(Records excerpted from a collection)
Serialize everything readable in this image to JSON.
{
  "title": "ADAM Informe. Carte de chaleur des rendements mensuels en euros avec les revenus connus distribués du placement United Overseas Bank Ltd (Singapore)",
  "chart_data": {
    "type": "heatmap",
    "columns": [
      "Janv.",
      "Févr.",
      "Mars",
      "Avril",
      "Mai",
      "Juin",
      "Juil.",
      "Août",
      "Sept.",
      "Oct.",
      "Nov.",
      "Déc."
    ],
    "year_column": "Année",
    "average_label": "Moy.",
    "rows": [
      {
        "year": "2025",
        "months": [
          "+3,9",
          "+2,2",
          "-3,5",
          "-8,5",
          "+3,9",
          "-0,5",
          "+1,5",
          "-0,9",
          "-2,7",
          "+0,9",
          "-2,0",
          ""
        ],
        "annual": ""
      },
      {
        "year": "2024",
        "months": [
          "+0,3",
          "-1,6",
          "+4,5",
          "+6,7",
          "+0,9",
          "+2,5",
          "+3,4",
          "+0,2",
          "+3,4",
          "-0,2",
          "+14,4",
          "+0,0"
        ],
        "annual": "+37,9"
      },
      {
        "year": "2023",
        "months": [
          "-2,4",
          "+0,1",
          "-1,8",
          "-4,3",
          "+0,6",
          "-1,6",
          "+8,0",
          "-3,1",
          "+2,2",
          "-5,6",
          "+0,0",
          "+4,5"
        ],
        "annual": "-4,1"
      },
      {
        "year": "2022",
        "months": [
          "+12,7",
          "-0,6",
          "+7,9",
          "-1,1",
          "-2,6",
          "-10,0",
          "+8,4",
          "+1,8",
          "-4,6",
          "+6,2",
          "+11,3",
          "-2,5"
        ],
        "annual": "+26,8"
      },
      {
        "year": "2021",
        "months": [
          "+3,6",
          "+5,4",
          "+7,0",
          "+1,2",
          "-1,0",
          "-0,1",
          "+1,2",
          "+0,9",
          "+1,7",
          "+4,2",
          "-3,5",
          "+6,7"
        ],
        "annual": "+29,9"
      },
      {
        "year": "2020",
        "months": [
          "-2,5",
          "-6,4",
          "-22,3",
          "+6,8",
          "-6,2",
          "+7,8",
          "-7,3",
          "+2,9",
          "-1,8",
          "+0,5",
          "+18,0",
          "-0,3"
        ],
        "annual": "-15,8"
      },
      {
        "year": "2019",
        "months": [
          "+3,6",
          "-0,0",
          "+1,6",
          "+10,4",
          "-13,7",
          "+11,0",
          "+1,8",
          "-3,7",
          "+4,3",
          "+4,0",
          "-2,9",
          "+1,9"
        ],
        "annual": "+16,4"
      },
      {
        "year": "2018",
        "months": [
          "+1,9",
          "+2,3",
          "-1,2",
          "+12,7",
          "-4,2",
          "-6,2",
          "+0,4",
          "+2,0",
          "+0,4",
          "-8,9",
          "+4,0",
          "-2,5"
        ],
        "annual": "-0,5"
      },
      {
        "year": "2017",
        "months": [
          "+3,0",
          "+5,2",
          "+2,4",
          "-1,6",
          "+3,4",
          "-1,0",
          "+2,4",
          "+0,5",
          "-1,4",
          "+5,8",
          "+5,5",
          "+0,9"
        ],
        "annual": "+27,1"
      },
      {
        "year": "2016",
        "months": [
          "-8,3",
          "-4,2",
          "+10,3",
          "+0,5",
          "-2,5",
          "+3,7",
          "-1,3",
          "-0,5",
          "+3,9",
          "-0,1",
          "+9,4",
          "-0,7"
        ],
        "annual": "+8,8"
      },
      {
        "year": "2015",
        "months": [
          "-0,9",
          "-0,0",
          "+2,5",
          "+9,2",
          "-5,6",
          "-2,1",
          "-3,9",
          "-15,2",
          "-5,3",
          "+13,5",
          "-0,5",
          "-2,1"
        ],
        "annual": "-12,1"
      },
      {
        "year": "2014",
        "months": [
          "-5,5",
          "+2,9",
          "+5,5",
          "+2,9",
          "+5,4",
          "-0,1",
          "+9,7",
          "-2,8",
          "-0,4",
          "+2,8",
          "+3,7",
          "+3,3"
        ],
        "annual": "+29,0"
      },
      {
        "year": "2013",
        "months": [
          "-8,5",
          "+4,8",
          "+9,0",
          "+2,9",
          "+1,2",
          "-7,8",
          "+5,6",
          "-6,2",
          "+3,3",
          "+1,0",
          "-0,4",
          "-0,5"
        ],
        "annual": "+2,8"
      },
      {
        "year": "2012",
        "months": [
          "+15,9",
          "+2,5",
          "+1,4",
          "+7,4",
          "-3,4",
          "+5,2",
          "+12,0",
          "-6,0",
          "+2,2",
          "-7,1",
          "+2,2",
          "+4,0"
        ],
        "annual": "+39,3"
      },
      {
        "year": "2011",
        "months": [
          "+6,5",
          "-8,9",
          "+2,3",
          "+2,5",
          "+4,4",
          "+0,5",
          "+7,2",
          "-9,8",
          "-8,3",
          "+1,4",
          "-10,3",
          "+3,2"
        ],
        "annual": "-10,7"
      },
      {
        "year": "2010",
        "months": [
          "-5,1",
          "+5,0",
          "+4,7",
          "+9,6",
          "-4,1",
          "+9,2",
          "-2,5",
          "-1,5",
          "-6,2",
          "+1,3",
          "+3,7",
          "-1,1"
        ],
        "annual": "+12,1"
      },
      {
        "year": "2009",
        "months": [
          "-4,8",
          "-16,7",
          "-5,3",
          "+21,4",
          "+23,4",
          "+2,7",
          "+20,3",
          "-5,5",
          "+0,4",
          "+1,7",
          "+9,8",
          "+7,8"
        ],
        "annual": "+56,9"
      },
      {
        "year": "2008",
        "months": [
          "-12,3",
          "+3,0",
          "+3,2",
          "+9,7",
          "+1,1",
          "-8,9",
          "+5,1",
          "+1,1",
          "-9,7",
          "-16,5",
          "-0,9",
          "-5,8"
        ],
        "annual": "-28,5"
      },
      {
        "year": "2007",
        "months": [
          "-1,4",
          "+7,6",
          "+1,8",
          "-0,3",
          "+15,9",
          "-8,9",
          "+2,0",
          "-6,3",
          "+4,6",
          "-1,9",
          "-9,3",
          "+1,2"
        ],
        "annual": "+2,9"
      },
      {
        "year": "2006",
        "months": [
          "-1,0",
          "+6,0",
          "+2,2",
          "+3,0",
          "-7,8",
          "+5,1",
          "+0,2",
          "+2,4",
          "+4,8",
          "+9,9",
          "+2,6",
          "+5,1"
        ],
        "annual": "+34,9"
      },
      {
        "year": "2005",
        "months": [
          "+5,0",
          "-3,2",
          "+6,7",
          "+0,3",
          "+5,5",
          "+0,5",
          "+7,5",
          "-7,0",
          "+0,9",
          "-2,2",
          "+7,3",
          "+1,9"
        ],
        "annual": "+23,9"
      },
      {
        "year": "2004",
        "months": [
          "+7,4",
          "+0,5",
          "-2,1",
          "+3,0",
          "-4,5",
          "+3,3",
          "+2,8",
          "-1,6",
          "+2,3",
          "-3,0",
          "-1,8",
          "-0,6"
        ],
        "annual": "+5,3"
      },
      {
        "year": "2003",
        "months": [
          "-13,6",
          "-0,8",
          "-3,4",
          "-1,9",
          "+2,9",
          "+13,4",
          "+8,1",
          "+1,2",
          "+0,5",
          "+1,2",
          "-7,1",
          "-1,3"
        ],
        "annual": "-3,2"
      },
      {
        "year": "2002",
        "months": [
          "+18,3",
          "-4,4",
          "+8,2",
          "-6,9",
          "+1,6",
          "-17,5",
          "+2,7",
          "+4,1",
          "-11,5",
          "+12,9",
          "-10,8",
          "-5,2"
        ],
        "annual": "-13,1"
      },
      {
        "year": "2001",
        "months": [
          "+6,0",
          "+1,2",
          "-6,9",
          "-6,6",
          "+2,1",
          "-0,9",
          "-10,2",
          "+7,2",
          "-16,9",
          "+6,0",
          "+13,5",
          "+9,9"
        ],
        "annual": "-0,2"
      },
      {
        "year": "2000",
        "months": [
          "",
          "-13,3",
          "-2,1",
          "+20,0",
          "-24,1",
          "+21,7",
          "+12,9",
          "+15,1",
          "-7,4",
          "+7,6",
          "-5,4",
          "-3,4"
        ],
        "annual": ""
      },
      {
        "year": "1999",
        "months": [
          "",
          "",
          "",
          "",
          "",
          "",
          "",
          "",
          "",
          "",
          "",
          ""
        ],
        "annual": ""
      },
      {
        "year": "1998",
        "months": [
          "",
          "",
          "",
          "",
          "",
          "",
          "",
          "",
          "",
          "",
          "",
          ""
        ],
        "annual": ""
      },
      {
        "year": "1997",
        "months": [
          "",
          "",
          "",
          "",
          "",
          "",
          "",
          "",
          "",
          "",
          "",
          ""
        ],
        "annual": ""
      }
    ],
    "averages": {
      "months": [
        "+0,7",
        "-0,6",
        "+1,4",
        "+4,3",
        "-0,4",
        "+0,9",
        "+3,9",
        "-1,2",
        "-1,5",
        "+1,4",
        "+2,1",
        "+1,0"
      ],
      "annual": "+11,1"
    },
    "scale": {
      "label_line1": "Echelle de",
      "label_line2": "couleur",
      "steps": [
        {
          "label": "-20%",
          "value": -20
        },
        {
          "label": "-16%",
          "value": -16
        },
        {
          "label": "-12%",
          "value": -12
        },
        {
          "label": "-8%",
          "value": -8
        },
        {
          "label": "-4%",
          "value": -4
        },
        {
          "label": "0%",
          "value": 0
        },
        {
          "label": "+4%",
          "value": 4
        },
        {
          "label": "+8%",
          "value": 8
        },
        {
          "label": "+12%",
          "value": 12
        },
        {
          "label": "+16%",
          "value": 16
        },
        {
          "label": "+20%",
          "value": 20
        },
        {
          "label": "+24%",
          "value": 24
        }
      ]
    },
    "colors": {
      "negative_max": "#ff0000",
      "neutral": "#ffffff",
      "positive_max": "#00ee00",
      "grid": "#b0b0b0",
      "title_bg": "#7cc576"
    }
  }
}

--

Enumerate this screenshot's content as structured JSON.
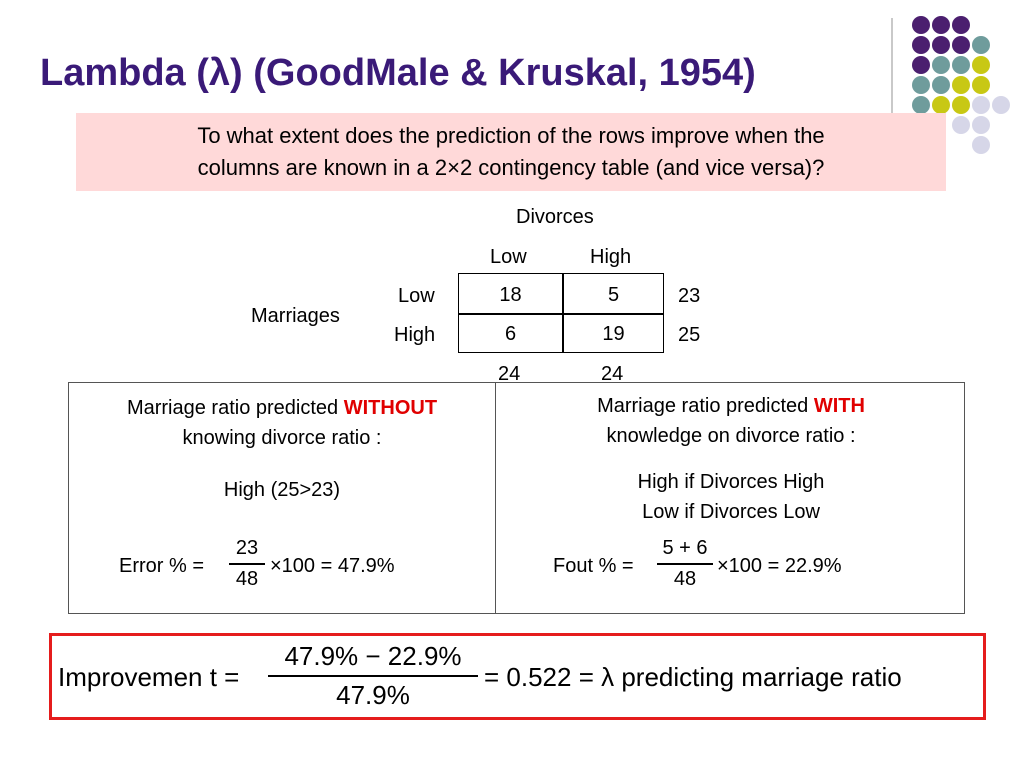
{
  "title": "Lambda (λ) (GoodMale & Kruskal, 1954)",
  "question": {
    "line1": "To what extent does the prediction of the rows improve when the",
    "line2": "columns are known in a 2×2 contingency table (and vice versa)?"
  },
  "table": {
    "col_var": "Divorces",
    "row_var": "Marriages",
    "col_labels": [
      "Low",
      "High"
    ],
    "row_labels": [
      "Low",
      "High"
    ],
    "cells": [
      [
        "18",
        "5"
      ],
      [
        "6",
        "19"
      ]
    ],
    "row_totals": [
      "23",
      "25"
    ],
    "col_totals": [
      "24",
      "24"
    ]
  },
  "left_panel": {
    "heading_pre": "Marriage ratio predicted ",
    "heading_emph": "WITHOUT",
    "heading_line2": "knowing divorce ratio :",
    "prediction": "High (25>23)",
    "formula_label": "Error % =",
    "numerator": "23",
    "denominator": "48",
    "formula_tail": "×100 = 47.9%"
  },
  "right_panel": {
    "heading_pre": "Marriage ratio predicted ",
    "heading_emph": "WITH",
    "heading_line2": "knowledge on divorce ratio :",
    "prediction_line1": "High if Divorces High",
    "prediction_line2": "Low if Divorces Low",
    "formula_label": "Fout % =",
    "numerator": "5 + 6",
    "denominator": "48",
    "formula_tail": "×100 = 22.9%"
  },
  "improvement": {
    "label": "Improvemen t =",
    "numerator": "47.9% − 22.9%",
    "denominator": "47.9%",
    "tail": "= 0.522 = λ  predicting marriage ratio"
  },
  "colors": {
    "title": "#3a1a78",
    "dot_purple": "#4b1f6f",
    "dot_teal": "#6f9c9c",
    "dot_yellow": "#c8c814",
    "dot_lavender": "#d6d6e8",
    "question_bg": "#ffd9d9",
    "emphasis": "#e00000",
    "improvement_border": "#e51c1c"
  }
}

---

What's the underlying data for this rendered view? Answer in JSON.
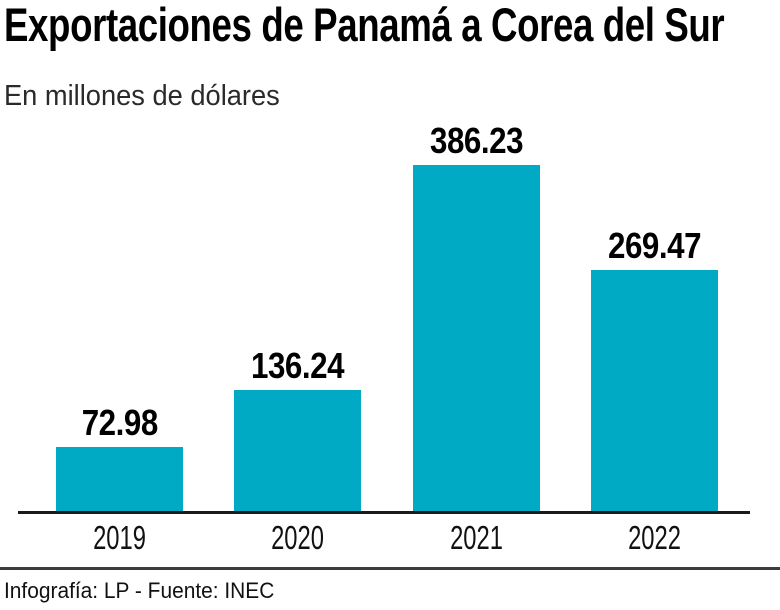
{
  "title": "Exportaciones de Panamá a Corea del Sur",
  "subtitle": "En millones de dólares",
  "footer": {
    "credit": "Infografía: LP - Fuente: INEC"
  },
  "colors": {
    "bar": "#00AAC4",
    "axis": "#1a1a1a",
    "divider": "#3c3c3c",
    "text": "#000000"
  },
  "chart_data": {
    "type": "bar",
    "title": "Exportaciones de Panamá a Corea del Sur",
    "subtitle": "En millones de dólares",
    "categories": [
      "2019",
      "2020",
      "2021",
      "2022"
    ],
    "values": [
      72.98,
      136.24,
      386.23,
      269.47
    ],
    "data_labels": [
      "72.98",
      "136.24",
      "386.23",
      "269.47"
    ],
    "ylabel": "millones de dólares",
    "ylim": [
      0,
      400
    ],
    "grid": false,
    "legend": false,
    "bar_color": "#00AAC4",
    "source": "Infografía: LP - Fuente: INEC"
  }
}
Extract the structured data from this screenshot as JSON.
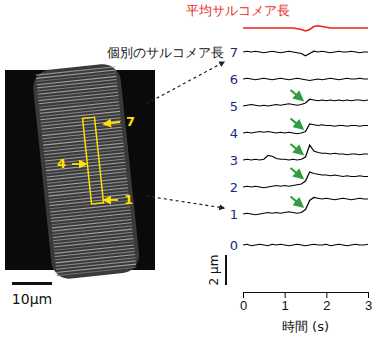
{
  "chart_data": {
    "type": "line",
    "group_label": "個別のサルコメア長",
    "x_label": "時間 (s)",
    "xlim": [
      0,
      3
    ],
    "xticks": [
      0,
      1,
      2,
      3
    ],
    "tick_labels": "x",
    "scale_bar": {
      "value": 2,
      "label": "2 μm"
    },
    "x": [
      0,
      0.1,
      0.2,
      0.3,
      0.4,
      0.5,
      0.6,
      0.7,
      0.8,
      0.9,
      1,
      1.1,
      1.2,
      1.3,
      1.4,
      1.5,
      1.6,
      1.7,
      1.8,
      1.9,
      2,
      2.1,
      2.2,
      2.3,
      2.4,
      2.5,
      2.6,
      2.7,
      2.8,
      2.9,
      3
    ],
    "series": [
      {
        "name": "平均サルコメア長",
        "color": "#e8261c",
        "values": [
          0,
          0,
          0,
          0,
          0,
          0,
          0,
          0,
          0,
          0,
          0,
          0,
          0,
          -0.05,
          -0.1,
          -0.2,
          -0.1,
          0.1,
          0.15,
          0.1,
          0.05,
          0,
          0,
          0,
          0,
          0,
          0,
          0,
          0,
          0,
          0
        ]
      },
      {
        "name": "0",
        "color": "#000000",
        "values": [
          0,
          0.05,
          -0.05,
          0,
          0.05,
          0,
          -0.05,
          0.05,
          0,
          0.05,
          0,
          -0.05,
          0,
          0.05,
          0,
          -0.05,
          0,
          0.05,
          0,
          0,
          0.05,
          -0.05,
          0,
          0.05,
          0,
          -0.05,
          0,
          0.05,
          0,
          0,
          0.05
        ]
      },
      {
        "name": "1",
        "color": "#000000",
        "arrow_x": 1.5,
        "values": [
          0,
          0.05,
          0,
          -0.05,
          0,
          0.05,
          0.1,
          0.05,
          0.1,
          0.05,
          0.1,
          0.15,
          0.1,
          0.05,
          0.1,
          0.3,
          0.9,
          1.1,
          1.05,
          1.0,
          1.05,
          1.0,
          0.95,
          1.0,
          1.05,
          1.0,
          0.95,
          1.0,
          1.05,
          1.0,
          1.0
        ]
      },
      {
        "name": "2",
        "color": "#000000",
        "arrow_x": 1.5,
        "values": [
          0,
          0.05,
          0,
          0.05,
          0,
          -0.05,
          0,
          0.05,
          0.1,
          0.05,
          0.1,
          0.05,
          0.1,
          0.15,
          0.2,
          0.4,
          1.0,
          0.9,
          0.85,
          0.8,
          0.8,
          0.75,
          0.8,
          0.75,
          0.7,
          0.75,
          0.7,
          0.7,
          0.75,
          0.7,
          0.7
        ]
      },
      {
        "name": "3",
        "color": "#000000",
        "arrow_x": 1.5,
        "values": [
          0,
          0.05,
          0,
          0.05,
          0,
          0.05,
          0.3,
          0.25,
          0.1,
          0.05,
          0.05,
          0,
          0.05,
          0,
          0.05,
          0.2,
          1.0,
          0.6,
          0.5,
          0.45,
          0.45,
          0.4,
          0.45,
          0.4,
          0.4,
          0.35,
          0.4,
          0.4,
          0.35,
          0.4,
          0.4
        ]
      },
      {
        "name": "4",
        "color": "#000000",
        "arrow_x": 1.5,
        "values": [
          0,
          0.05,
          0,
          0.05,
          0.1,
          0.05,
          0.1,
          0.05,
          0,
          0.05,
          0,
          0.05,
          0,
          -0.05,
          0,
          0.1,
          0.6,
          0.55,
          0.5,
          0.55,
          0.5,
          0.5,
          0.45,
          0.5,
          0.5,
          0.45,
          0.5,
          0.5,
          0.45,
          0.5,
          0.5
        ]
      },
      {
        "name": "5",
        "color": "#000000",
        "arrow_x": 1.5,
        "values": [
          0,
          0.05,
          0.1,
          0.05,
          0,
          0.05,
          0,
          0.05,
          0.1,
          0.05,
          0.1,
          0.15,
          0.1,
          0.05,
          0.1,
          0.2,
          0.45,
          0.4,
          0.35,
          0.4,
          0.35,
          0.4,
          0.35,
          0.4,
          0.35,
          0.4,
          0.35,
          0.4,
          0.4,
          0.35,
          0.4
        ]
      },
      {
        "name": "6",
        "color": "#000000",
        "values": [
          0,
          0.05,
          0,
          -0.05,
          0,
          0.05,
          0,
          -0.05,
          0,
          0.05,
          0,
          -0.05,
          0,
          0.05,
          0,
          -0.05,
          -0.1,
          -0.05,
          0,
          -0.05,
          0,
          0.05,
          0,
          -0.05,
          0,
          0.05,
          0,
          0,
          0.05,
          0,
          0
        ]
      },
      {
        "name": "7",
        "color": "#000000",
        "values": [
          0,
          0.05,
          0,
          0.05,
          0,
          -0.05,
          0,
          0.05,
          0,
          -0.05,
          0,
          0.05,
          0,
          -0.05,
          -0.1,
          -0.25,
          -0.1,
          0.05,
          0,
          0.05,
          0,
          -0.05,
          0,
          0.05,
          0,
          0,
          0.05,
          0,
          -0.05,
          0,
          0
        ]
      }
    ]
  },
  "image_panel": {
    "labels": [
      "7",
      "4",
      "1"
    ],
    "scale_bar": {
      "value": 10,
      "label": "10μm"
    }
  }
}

| Directions |
Find the word "millones" in the material, then list each line that holds it.

| Solution to the exercise |
  "subtitle": "En millones de dólares",
    "subtitle": "En millones de dólares",
    "ylabel": "millones de dólares",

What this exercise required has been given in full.